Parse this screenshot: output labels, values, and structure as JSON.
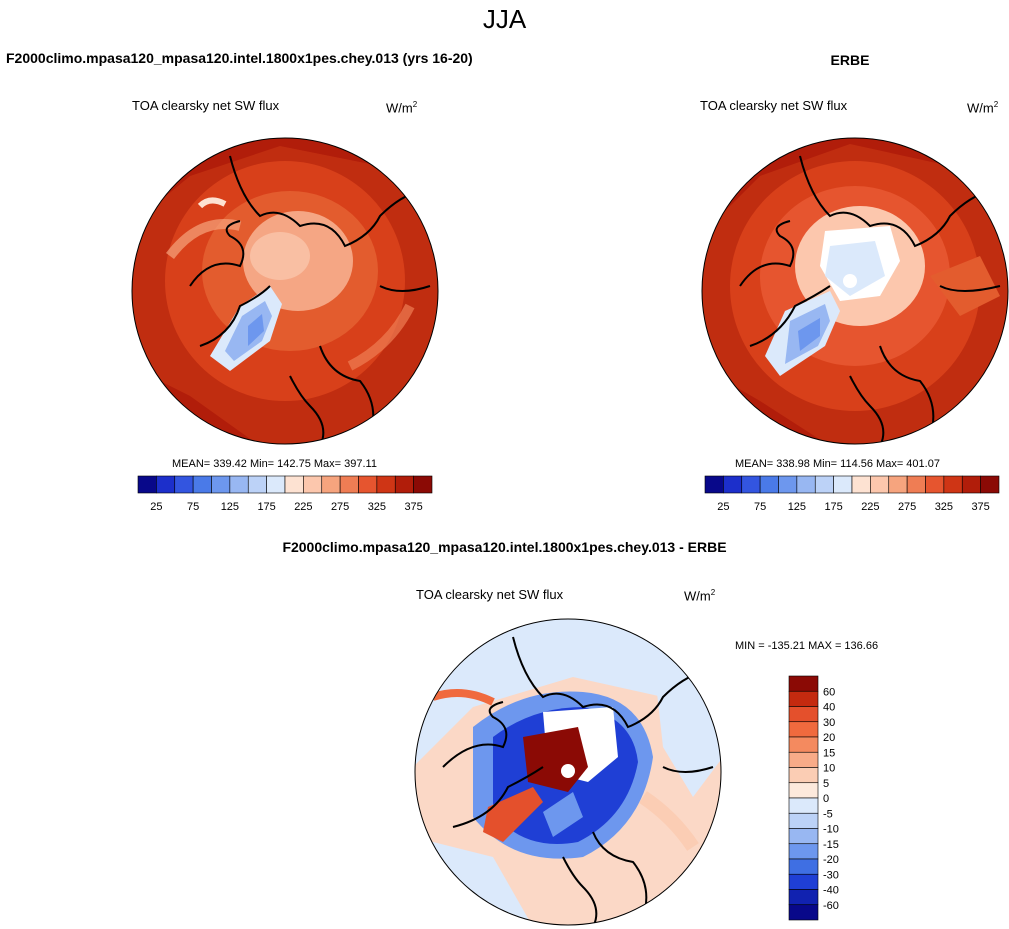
{
  "page_title": "JJA",
  "chart_data": [
    {
      "type": "heatmap",
      "projection": "north polar stereographic",
      "case_title": "F2000climo.mpasa120_mpasa120.intel.1800x1pes.chey.013 (yrs 16-20)",
      "variable": "TOA clearsky net SW flux",
      "units_base": "W/m",
      "units_exp": "2",
      "stats": "MEAN= 339.42  Min= 142.75  Max= 397.11",
      "mean": 339.42,
      "min": 142.75,
      "max": 397.11,
      "colorbar": {
        "levels": [
          25,
          50,
          75,
          100,
          125,
          150,
          175,
          200,
          225,
          250,
          275,
          300,
          325,
          350,
          375
        ],
        "tick_labels": [
          "25",
          "75",
          "125",
          "175",
          "225",
          "275",
          "325",
          "375"
        ],
        "colors": [
          "#08088a",
          "#1c2fcb",
          "#3355e0",
          "#4a7ae8",
          "#6d97ee",
          "#98b7f2",
          "#bcd2f7",
          "#dbe9fb",
          "#fde2d2",
          "#fcc7ad",
          "#f6a47e",
          "#ef7d54",
          "#e6552f",
          "#cf3515",
          "#b11d0a",
          "#8b0a05"
        ]
      }
    },
    {
      "type": "heatmap",
      "projection": "north polar stereographic",
      "case_title": "ERBE",
      "variable": "TOA clearsky net SW flux",
      "units_base": "W/m",
      "units_exp": "2",
      "stats": "MEAN= 338.98  Min= 114.56  Max= 401.07",
      "mean": 338.98,
      "min": 114.56,
      "max": 401.07,
      "colorbar": {
        "levels": [
          25,
          50,
          75,
          100,
          125,
          150,
          175,
          200,
          225,
          250,
          275,
          300,
          325,
          350,
          375
        ],
        "tick_labels": [
          "25",
          "75",
          "125",
          "175",
          "225",
          "275",
          "325",
          "375"
        ],
        "colors": [
          "#08088a",
          "#1c2fcb",
          "#3355e0",
          "#4a7ae8",
          "#6d97ee",
          "#98b7f2",
          "#bcd2f7",
          "#dbe9fb",
          "#fde2d2",
          "#fcc7ad",
          "#f6a47e",
          "#ef7d54",
          "#e6552f",
          "#cf3515",
          "#b11d0a",
          "#8b0a05"
        ]
      }
    },
    {
      "type": "heatmap",
      "projection": "north polar stereographic",
      "case_title": "F2000climo.mpasa120_mpasa120.intel.1800x1pes.chey.013 - ERBE",
      "variable": "TOA clearsky net SW flux",
      "units_base": "W/m",
      "units_exp": "2",
      "stats": "MIN = -135.21 MAX = 136.66",
      "min": -135.21,
      "max": 136.66,
      "colorbar": {
        "levels": [
          60,
          40,
          30,
          20,
          15,
          10,
          5,
          0,
          -5,
          -10,
          -15,
          -20,
          -30,
          -40,
          -60
        ],
        "tick_labels": [
          "60",
          "40",
          "30",
          "20",
          "15",
          "10",
          "5",
          "0",
          "-5",
          "-10",
          "-15",
          "-20",
          "-30",
          "-40",
          "-60"
        ],
        "colors": [
          "#8b0a05",
          "#c42a0f",
          "#e4502c",
          "#f06a3e",
          "#f48a5f",
          "#f8ab88",
          "#fbcdb4",
          "#fde9dc",
          "#dbe9fb",
          "#bcd2f7",
          "#98b7f2",
          "#6d97ee",
          "#3f6fe3",
          "#1f3fd5",
          "#1122b0",
          "#08088a"
        ]
      }
    }
  ]
}
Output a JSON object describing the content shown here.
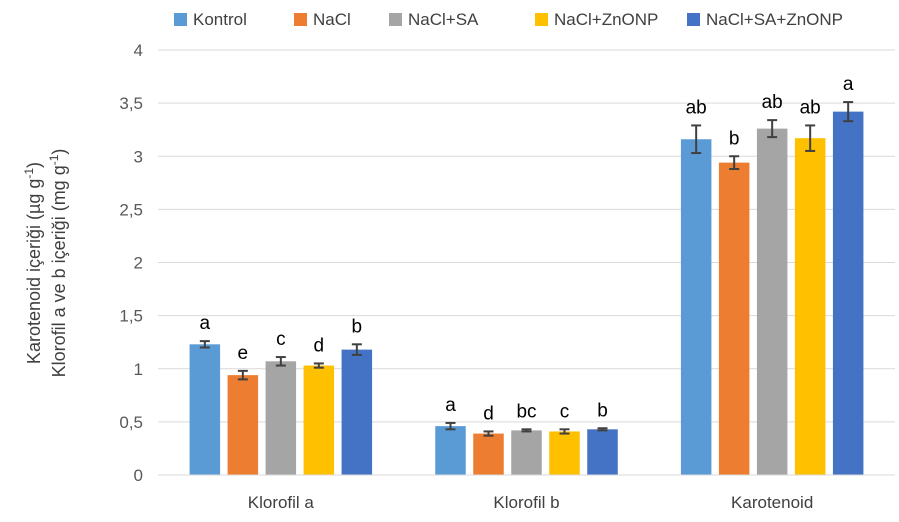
{
  "chart_data": {
    "type": "bar",
    "ylabel_line1": "Karotenoid içeriği (µg g",
    "ylabel_line1_sup": "-1",
    "ylabel_line1_end": ")",
    "ylabel_line2": "Klorofil a ve b içeriği (mg g",
    "ylabel_line2_sup": "-1",
    "ylabel_line2_end": ")",
    "ylim": [
      0,
      4
    ],
    "yticks": [
      0,
      0.5,
      1,
      1.5,
      2,
      2.5,
      3,
      3.5,
      4
    ],
    "ytick_labels": [
      "0",
      "0,5",
      "1",
      "1,5",
      "2",
      "2,5",
      "3",
      "3,5",
      "4"
    ],
    "grid": true,
    "legend": "top",
    "categories": [
      "Klorofil a",
      "Klorofil b",
      "Karotenoid"
    ],
    "series": [
      {
        "name": "Kontrol",
        "color": "#5B9BD5",
        "values": [
          1.23,
          0.46,
          3.16
        ],
        "errors": [
          0.03,
          0.03,
          0.13
        ],
        "letters": [
          "a",
          "a",
          "ab"
        ]
      },
      {
        "name": "NaCl",
        "color": "#ED7D31",
        "values": [
          0.94,
          0.39,
          2.94
        ],
        "errors": [
          0.04,
          0.02,
          0.06
        ],
        "letters": [
          "e",
          "d",
          "b"
        ]
      },
      {
        "name": "NaCl+SA",
        "color": "#A5A5A5",
        "values": [
          1.07,
          0.42,
          3.26
        ],
        "errors": [
          0.04,
          0.01,
          0.08
        ],
        "letters": [
          "c",
          "bc",
          "ab"
        ]
      },
      {
        "name": "NaCl+ZnONP",
        "color": "#FFC000",
        "values": [
          1.03,
          0.41,
          3.17
        ],
        "errors": [
          0.02,
          0.02,
          0.12
        ],
        "letters": [
          "d",
          "c",
          "ab"
        ]
      },
      {
        "name": "NaCl+SA+ZnONP",
        "color": "#4472C4",
        "values": [
          1.18,
          0.43,
          3.42
        ],
        "errors": [
          0.05,
          0.01,
          0.09
        ],
        "letters": [
          "b",
          "b",
          "a"
        ]
      }
    ]
  }
}
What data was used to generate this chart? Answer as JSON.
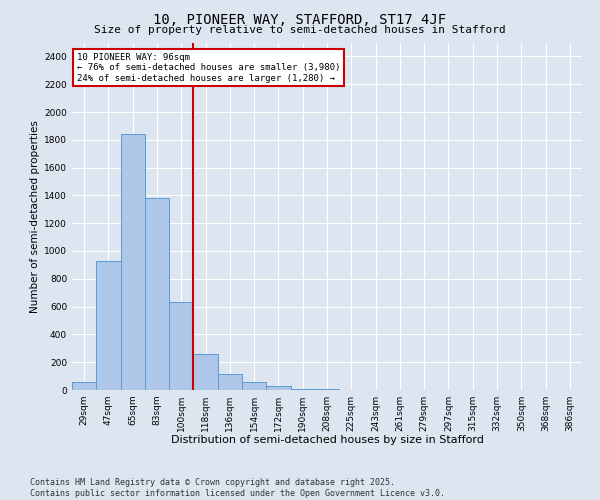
{
  "title": "10, PIONEER WAY, STAFFORD, ST17 4JF",
  "subtitle": "Size of property relative to semi-detached houses in Stafford",
  "xlabel": "Distribution of semi-detached houses by size in Stafford",
  "ylabel": "Number of semi-detached properties",
  "bar_labels": [
    "29sqm",
    "47sqm",
    "65sqm",
    "83sqm",
    "100sqm",
    "118sqm",
    "136sqm",
    "154sqm",
    "172sqm",
    "190sqm",
    "208sqm",
    "225sqm",
    "243sqm",
    "261sqm",
    "279sqm",
    "297sqm",
    "315sqm",
    "332sqm",
    "350sqm",
    "368sqm",
    "386sqm"
  ],
  "bar_values": [
    60,
    930,
    1840,
    1380,
    630,
    260,
    115,
    60,
    30,
    10,
    5,
    2,
    1,
    1,
    0,
    0,
    0,
    0,
    0,
    0,
    1
  ],
  "bar_color": "#aec6e8",
  "bar_edge_color": "#5b9bd5",
  "vline_x": 4,
  "annotation_text": "10 PIONEER WAY: 96sqm\n← 76% of semi-detached houses are smaller (3,980)\n24% of semi-detached houses are larger (1,280) →",
  "annotation_box_color": "#ffffff",
  "annotation_box_edge": "#cc0000",
  "vline_color": "#cc0000",
  "ylim": [
    0,
    2500
  ],
  "yticks": [
    0,
    200,
    400,
    600,
    800,
    1000,
    1200,
    1400,
    1600,
    1800,
    2000,
    2200,
    2400
  ],
  "bg_color": "#dde6f0",
  "plot_bg_color": "#dde6f0",
  "footer": "Contains HM Land Registry data © Crown copyright and database right 2025.\nContains public sector information licensed under the Open Government Licence v3.0.",
  "title_fontsize": 10,
  "subtitle_fontsize": 8,
  "xlabel_fontsize": 8,
  "ylabel_fontsize": 7.5,
  "tick_fontsize": 6.5,
  "footer_fontsize": 6
}
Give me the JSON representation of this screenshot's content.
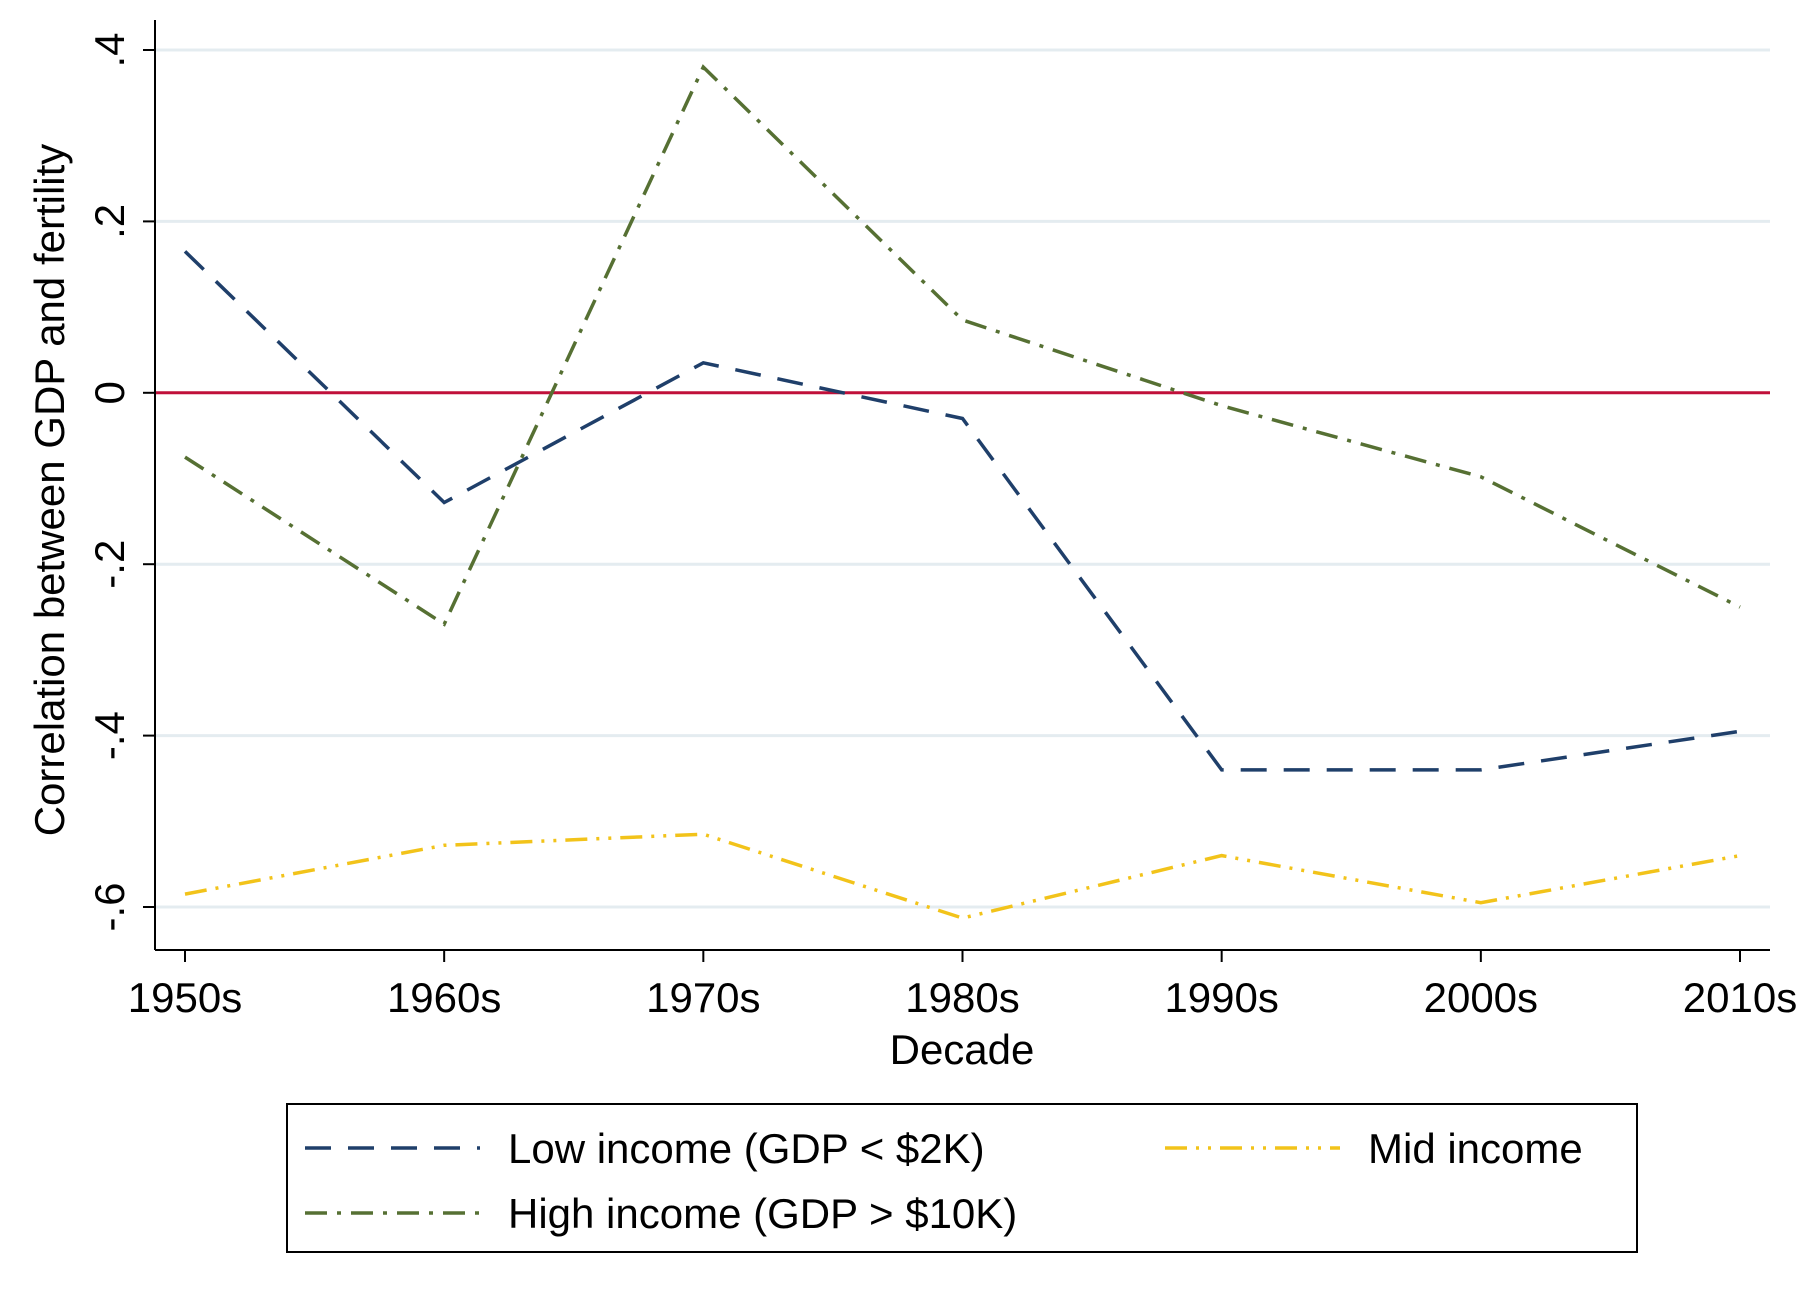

+++

Your instructions: Display every line of the listing that contains the string "NaCl".

Reply to the task:
        "name": "NaCl",
        "name": "NaCl+SA",
        "name": "NaCl+ZnONP",
        "name": "NaCl+SA+ZnONP",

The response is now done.